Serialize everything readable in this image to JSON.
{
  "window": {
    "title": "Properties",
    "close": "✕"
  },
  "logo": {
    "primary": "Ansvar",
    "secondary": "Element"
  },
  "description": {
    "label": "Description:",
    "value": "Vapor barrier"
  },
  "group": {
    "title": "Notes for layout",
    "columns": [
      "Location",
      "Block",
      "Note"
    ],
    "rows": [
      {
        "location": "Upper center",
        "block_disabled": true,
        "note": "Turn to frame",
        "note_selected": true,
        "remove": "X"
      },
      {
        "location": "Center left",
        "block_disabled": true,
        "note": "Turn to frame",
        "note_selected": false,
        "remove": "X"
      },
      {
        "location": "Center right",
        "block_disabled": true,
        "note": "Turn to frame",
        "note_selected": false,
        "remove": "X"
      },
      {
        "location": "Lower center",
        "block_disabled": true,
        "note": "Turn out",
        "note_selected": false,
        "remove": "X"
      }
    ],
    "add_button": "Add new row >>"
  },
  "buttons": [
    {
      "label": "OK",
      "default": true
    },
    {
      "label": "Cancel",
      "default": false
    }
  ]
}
---
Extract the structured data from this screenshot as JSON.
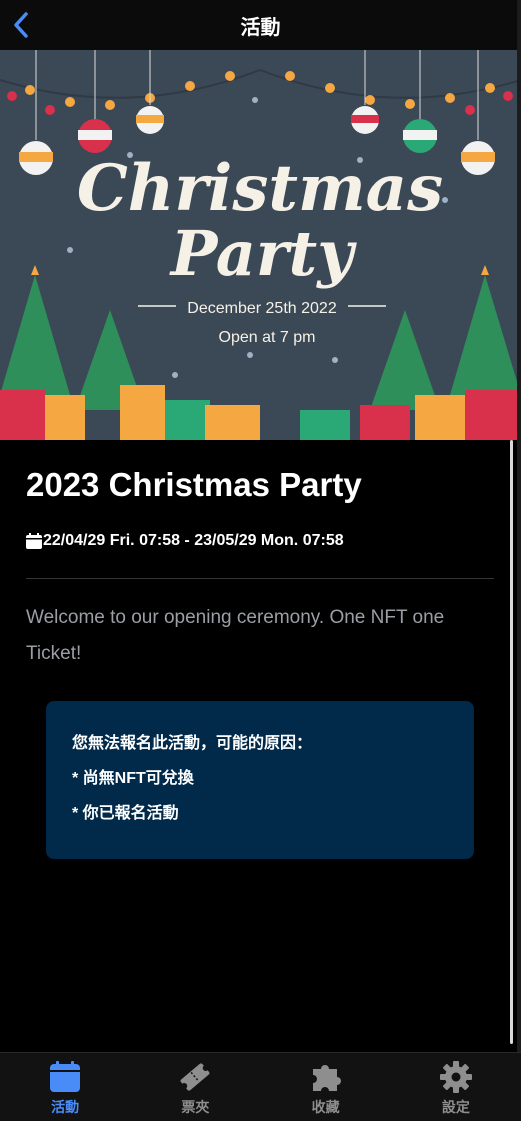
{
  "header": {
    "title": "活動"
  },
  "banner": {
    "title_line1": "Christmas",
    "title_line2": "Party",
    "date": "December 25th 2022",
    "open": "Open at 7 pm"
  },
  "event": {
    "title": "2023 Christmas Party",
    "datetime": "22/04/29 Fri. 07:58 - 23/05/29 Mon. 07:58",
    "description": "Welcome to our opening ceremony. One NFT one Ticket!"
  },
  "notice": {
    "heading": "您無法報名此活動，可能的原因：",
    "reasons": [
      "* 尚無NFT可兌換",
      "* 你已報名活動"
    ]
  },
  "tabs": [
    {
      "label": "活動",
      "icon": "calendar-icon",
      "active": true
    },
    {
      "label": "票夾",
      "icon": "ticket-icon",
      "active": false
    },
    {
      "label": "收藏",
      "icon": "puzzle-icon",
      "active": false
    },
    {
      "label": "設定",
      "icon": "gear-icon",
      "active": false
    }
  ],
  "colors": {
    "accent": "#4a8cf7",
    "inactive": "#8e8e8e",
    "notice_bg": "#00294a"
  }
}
==
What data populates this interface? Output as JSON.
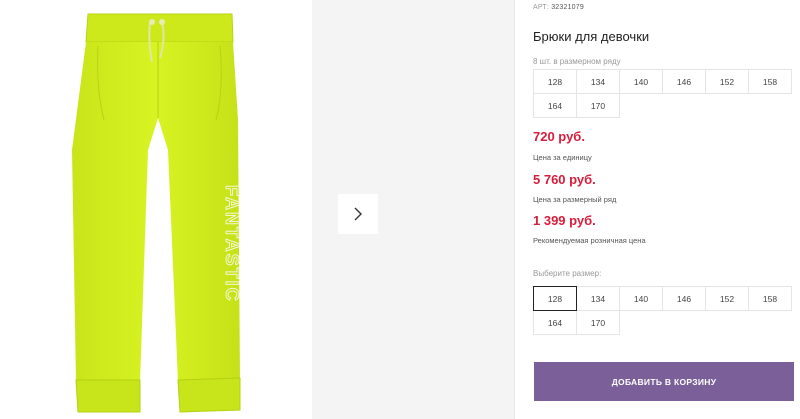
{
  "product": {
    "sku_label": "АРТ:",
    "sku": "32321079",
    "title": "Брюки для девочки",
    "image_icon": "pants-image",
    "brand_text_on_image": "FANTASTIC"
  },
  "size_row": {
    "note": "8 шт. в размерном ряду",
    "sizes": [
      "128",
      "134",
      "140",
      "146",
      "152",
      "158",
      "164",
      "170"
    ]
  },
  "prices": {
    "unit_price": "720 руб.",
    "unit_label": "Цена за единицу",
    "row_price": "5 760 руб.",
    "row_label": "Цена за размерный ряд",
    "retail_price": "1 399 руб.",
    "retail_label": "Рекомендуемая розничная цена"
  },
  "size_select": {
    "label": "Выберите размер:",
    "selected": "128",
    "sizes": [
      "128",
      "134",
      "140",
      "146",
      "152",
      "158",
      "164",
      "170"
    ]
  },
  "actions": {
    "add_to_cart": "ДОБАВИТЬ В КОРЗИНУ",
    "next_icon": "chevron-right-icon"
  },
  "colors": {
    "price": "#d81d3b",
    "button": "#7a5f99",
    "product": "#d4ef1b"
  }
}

▸ **GIVEN EXERCISE**
Gather from the entries above all lines that include the string "Party".

▸ **ANSWER TO THE PROBLEM**
    "title_line2": "Party",
    "title": "2023 Christmas Party",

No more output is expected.